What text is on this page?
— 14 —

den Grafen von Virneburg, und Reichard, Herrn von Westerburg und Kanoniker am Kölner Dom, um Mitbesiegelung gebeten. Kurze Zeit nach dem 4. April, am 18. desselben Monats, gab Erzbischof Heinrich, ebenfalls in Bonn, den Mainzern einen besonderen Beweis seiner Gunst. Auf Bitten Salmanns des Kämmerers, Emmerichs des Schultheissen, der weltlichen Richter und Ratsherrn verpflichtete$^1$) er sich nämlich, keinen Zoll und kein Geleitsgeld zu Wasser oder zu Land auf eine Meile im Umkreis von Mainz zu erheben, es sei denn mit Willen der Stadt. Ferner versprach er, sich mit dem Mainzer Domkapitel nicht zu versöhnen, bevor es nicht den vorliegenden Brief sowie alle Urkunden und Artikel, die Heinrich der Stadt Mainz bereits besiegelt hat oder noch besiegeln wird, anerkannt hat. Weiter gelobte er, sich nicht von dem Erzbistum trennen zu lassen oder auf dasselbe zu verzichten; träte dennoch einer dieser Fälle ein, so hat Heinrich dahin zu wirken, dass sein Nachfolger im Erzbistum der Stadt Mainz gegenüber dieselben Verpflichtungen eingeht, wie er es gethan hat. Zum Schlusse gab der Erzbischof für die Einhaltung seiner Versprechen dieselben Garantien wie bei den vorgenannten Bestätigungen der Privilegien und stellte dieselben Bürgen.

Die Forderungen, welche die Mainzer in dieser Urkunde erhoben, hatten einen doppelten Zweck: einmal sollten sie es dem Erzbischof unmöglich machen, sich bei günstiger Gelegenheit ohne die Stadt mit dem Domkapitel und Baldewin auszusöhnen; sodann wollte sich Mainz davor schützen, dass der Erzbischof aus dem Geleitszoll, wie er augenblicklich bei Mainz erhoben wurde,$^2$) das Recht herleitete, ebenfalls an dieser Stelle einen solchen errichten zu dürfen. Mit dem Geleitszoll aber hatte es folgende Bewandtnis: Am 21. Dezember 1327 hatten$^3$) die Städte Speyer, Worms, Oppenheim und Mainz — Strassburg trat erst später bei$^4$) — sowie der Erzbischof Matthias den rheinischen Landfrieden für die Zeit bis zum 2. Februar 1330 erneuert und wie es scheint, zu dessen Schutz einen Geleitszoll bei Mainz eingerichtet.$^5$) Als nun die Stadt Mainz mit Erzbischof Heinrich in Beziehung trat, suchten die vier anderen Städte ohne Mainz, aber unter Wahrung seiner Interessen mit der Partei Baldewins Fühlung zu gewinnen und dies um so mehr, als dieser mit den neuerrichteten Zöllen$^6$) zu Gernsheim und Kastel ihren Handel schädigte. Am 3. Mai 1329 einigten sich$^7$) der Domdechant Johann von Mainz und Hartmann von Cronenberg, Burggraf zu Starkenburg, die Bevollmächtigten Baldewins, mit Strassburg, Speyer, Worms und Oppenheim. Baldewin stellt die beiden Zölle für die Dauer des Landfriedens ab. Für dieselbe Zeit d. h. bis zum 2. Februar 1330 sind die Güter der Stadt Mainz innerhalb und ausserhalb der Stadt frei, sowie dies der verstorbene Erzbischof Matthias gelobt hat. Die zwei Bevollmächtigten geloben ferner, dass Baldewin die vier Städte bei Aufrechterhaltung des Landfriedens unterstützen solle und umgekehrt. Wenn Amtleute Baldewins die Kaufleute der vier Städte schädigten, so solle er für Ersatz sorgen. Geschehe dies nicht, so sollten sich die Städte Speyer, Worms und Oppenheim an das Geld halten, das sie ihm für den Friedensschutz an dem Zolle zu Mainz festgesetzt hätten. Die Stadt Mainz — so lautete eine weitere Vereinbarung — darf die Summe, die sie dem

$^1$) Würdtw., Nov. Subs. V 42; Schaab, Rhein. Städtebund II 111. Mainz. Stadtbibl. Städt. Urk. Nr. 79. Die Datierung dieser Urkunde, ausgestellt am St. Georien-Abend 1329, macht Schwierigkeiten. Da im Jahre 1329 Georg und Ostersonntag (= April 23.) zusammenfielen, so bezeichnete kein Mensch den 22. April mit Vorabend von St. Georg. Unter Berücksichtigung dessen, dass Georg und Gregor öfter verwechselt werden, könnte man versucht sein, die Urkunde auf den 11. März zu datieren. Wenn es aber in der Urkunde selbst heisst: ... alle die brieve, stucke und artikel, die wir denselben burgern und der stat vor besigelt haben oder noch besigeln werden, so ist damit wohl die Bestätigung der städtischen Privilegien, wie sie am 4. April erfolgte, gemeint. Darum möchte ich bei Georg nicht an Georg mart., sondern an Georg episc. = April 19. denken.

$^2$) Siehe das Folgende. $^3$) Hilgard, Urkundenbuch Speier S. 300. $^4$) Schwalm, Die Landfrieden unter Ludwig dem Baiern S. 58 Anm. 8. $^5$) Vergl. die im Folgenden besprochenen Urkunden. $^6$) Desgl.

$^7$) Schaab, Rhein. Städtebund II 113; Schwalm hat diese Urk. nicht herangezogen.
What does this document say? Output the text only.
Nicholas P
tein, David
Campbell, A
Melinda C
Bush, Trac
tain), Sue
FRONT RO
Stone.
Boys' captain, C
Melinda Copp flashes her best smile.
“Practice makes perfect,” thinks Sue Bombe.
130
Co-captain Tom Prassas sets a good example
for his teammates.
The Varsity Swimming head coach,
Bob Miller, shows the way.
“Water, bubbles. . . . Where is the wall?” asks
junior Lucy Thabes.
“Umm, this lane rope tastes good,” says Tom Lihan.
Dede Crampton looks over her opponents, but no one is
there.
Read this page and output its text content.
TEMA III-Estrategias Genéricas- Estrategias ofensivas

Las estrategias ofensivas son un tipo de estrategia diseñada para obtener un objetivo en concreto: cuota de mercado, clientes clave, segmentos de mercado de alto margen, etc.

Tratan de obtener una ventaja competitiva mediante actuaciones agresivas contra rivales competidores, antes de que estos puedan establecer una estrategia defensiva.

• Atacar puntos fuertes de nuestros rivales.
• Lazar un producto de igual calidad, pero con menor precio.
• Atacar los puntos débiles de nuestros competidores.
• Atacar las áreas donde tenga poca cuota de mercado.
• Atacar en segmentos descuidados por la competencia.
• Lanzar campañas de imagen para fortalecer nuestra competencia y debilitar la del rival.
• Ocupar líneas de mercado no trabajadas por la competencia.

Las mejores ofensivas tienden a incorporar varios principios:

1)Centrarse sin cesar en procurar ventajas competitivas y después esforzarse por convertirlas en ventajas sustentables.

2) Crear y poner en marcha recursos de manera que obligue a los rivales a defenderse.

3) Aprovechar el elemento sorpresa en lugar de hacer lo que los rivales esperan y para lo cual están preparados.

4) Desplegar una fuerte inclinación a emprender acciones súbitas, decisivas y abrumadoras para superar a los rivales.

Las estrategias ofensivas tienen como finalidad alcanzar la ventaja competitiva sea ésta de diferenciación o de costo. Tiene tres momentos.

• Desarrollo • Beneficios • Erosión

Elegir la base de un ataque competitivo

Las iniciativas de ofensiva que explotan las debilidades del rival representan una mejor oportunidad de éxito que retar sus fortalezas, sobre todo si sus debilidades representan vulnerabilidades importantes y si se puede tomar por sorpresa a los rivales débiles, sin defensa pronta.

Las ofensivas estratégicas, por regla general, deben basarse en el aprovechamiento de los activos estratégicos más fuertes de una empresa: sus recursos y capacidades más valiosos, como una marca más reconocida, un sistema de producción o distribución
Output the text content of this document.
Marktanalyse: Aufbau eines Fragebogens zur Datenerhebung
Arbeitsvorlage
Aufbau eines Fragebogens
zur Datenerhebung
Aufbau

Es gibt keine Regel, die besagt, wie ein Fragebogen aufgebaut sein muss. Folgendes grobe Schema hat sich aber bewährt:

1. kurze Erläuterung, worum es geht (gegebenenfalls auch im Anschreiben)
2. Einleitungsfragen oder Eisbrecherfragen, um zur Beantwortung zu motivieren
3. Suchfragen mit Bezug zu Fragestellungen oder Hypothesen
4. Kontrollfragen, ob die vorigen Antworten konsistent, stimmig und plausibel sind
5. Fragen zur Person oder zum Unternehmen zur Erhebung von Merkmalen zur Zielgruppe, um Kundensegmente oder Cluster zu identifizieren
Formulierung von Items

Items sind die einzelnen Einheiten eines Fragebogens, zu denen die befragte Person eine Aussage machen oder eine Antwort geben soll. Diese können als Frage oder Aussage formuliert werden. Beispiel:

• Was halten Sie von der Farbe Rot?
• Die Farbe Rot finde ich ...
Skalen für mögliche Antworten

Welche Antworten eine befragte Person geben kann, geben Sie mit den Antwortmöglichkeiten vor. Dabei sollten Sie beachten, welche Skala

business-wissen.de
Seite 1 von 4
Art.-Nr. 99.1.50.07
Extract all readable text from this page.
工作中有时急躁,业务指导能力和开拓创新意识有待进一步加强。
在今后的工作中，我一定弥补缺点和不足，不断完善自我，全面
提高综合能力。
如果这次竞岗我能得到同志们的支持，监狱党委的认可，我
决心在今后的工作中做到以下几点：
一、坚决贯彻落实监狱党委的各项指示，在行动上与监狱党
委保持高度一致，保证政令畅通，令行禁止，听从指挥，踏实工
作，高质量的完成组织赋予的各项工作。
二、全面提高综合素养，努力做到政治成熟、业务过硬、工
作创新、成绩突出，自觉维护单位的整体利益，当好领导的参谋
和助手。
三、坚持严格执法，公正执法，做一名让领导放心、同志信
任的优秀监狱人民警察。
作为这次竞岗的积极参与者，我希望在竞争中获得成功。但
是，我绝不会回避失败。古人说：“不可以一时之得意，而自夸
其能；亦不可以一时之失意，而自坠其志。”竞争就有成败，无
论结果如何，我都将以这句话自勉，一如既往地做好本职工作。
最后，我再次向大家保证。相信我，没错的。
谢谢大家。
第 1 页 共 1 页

Written instruction:
Gather each line in these records that contains the string "nuestros".

Correct result:
• Atacar puntos fuertes de nuestros rivales.
• Atacar los puntos débiles de nuestros competidores.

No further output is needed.